● WHAT YOU WILL DO
Are you able to quote each entry exactly as written?

※

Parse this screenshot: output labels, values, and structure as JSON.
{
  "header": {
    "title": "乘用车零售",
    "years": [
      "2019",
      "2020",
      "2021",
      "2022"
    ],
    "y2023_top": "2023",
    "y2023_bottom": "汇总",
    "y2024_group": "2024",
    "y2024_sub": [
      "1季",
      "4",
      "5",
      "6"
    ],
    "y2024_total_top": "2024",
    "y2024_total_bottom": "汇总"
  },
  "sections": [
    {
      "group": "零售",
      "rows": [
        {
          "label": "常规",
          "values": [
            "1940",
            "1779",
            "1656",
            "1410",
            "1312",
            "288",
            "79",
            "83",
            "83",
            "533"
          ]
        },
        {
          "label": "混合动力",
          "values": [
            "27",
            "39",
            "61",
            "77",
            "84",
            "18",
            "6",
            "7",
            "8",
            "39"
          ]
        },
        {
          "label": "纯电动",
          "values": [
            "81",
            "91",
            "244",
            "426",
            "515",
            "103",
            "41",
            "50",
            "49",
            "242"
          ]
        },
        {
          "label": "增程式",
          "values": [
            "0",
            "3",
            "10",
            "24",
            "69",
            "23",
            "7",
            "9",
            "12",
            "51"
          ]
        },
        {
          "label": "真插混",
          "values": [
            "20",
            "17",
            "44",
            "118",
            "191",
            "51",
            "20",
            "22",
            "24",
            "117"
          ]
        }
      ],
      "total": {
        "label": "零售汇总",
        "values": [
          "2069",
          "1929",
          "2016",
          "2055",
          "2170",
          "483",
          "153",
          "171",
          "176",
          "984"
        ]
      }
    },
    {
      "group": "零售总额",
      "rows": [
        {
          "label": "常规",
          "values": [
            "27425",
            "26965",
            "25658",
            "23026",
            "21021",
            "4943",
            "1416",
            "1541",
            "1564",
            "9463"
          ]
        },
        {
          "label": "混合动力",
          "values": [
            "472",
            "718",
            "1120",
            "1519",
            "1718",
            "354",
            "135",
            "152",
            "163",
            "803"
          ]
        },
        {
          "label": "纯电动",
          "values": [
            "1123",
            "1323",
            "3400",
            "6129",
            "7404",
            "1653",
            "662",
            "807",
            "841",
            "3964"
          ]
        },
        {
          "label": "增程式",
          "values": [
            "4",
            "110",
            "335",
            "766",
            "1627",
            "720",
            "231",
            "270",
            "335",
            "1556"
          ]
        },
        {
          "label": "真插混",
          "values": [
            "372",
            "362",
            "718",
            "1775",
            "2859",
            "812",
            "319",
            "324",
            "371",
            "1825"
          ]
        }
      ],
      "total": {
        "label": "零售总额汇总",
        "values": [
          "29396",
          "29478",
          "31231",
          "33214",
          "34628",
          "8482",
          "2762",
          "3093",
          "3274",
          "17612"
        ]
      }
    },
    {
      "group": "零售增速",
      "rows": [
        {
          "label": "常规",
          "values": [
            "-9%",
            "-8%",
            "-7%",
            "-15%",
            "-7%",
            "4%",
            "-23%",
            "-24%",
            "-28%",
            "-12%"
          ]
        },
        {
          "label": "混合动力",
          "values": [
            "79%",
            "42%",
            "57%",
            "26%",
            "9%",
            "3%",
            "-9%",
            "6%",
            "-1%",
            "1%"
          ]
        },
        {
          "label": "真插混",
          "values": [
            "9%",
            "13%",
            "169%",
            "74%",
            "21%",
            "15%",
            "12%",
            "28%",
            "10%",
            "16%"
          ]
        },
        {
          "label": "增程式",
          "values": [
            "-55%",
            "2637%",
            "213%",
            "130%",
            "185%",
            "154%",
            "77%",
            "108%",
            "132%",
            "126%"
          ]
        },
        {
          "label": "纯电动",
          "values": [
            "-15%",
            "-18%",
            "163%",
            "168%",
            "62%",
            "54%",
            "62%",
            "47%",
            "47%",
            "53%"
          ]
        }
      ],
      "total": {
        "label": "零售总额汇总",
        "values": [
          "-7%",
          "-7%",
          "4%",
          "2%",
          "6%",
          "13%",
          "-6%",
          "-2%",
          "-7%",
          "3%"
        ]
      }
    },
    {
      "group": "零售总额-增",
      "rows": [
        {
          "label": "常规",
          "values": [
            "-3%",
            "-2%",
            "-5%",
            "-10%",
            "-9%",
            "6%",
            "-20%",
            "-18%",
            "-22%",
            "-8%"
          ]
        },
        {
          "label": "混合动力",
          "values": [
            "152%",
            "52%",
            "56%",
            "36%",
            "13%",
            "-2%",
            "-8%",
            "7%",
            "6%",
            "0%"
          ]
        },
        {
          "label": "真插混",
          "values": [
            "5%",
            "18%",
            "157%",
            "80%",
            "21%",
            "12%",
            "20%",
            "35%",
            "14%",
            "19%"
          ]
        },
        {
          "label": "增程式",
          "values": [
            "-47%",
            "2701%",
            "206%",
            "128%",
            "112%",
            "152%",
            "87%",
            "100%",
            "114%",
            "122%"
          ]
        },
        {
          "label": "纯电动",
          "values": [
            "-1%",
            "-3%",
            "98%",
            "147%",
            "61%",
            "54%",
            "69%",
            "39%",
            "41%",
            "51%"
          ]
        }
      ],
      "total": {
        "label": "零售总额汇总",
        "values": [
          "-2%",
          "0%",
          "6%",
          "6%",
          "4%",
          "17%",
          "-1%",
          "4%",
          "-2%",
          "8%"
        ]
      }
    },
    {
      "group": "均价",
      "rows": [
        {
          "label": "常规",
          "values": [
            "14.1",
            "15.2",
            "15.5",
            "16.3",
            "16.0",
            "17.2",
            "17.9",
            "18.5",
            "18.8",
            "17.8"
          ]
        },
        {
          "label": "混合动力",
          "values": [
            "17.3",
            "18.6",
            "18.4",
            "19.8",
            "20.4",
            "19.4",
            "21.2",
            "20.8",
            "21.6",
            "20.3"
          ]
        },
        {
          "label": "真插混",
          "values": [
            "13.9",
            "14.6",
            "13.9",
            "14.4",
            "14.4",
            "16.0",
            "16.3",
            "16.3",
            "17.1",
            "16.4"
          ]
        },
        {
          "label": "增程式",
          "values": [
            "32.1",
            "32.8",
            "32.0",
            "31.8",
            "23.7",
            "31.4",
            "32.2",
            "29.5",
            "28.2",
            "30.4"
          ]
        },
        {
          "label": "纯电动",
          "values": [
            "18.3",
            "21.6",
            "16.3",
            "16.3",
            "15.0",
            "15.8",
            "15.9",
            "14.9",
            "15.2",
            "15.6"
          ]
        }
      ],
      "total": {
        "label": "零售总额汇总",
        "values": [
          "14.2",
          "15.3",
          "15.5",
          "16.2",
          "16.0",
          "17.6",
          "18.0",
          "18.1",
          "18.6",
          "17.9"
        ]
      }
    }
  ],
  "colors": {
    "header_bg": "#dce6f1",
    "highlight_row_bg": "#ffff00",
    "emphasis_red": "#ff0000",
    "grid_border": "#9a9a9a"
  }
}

※

● SOLUTION TO THE PROBLEM
Parse this screenshot: output labels, values, and structure as JSON.
{
  "header": {
    "title": "乘用车零售",
    "years": [
      "2019",
      "2020",
      "2021",
      "2022"
    ],
    "y2023_top": "2023",
    "y2023_bottom": "汇总",
    "y2024_group": "2024",
    "y2024_sub": [
      "1季",
      "4",
      "5",
      "6"
    ],
    "y2024_total_top": "2024",
    "y2024_total_bottom": "汇总"
  },
  "sections": [
    {
      "group": "零售",
      "rows": [
        {
          "label": "常规",
          "values": [
            "1940",
            "1779",
            "1656",
            "1410",
            "1312",
            "288",
            "79",
            "83",
            "83",
            "533"
          ]
        },
        {
          "label": "混合动力",
          "values": [
            "27",
            "39",
            "61",
            "77",
            "84",
            "18",
            "6",
            "7",
            "8",
            "39"
          ]
        },
        {
          "label": "纯电动",
          "values": [
            "81",
            "91",
            "244",
            "426",
            "515",
            "103",
            "41",
            "50",
            "49",
            "242"
          ]
        },
        {
          "label": "增程式",
          "values": [
            "0",
            "3",
            "10",
            "24",
            "69",
            "23",
            "7",
            "9",
            "12",
            "51"
          ]
        },
        {
          "label": "真插混",
          "values": [
            "20",
            "17",
            "44",
            "118",
            "191",
            "51",
            "20",
            "22",
            "24",
            "117"
          ]
        }
      ],
      "total": {
        "label": "零售汇总",
        "values": [
          "2069",
          "1929",
          "2016",
          "2055",
          "2170",
          "483",
          "153",
          "171",
          "176",
          "984"
        ]
      }
    },
    {
      "group": "零售总额",
      "rows": [
        {
          "label": "常规",
          "values": [
            "27425",
            "26965",
            "25658",
            "23026",
            "21021",
            "4943",
            "1416",
            "1541",
            "1564",
            "9463"
          ]
        },
        {
          "label": "混合动力",
          "values": [
            "472",
            "718",
            "1120",
            "1519",
            "1718",
            "354",
            "135",
            "152",
            "163",
            "803"
          ]
        },
        {
          "label": "纯电动",
          "values": [
            "1123",
            "1323",
            "3400",
            "6129",
            "7404",
            "1653",
            "662",
            "807",
            "841",
            "3964"
          ]
        },
        {
          "label": "增程式",
          "values": [
            "4",
            "110",
            "335",
            "766",
            "1627",
            "720",
            "231",
            "270",
            "335",
            "1556"
          ]
        },
        {
          "label": "真插混",
          "values": [
            "372",
            "362",
            "718",
            "1775",
            "2859",
            "812",
            "319",
            "324",
            "371",
            "1825"
          ]
        }
      ],
      "total": {
        "label": "零售总额汇总",
        "values": [
          "29396",
          "29478",
          "31231",
          "33214",
          "34628",
          "8482",
          "2762",
          "3093",
          "3274",
          "17612"
        ]
      }
    },
    {
      "group": "零售增速",
      "rows": [
        {
          "label": "常规",
          "values": [
            "-9%",
            "-8%",
            "-7%",
            "-15%",
            "-7%",
            "4%",
            "-23%",
            "-24%",
            "-28%",
            "-12%"
          ]
        },
        {
          "label": "混合动力",
          "values": [
            "79%",
            "42%",
            "57%",
            "26%",
            "9%",
            "3%",
            "-9%",
            "6%",
            "-1%",
            "1%"
          ]
        },
        {
          "label": "真插混",
          "values": [
            "9%",
            "13%",
            "169%",
            "74%",
            "21%",
            "15%",
            "12%",
            "28%",
            "10%",
            "16%"
          ]
        },
        {
          "label": "增程式",
          "values": [
            "-55%",
            "2637%",
            "213%",
            "130%",
            "185%",
            "154%",
            "77%",
            "108%",
            "132%",
            "126%"
          ]
        },
        {
          "label": "纯电动",
          "values": [
            "-15%",
            "-18%",
            "163%",
            "168%",
            "62%",
            "54%",
            "62%",
            "47%",
            "47%",
            "53%"
          ]
        }
      ],
      "total": {
        "label": "零售总额汇总",
        "values": [
          "-7%",
          "-7%",
          "4%",
          "2%",
          "6%",
          "13%",
          "-6%",
          "-2%",
          "-7%",
          "3%"
        ]
      }
    },
    {
      "group": "零售总额-增",
      "rows": [
        {
          "label": "常规",
          "values": [
            "-3%",
            "-2%",
            "-5%",
            "-10%",
            "-9%",
            "6%",
            "-20%",
            "-18%",
            "-22%",
            "-8%"
          ]
        },
        {
          "label": "混合动力",
          "values": [
            "152%",
            "52%",
            "56%",
            "36%",
            "13%",
            "-2%",
            "-8%",
            "7%",
            "6%",
            "0%"
          ]
        },
        {
          "label": "真插混",
          "values": [
            "5%",
            "18%",
            "157%",
            "80%",
            "21%",
            "12%",
            "20%",
            "35%",
            "14%",
            "19%"
          ]
        },
        {
          "label": "增程式",
          "values": [
            "-47%",
            "2701%",
            "206%",
            "128%",
            "112%",
            "152%",
            "87%",
            "100%",
            "114%",
            "122%"
          ]
        },
        {
          "label": "纯电动",
          "values": [
            "-1%",
            "-3%",
            "98%",
            "147%",
            "61%",
            "54%",
            "69%",
            "39%",
            "41%",
            "51%"
          ]
        }
      ],
      "total": {
        "label": "零售总额汇总",
        "values": [
          "-2%",
          "0%",
          "6%",
          "6%",
          "4%",
          "17%",
          "-1%",
          "4%",
          "-2%",
          "8%"
        ]
      }
    },
    {
      "group": "均价",
      "rows": [
        {
          "label": "常规",
          "values": [
            "14.1",
            "15.2",
            "15.5",
            "16.3",
            "16.0",
            "17.2",
            "17.9",
            "18.5",
            "18.8",
            "17.8"
          ]
        },
        {
          "label": "混合动力",
          "values": [
            "17.3",
            "18.6",
            "18.4",
            "19.8",
            "20.4",
            "19.4",
            "21.2",
            "20.8",
            "21.6",
            "20.3"
          ]
        },
        {
          "label": "真插混",
          "values": [
            "13.9",
            "14.6",
            "13.9",
            "14.4",
            "14.4",
            "16.0",
            "16.3",
            "16.3",
            "17.1",
            "16.4"
          ]
        },
        {
          "label": "增程式",
          "values": [
            "32.1",
            "32.8",
            "32.0",
            "31.8",
            "23.7",
            "31.4",
            "32.2",
            "29.5",
            "28.2",
            "30.4"
          ]
        },
        {
          "label": "纯电动",
          "values": [
            "18.3",
            "21.6",
            "16.3",
            "16.3",
            "15.0",
            "15.8",
            "15.9",
            "14.9",
            "15.2",
            "15.6"
          ]
        }
      ],
      "total": {
        "label": "零售总额汇总",
        "values": [
          "14.2",
          "15.3",
          "15.5",
          "16.2",
          "16.0",
          "17.6",
          "18.0",
          "18.1",
          "18.6",
          "17.9"
        ]
      }
    }
  ],
  "colors": {
    "header_bg": "#dce6f1",
    "highlight_row_bg": "#ffff00",
    "emphasis_red": "#ff0000",
    "grid_border": "#9a9a9a"
  }
}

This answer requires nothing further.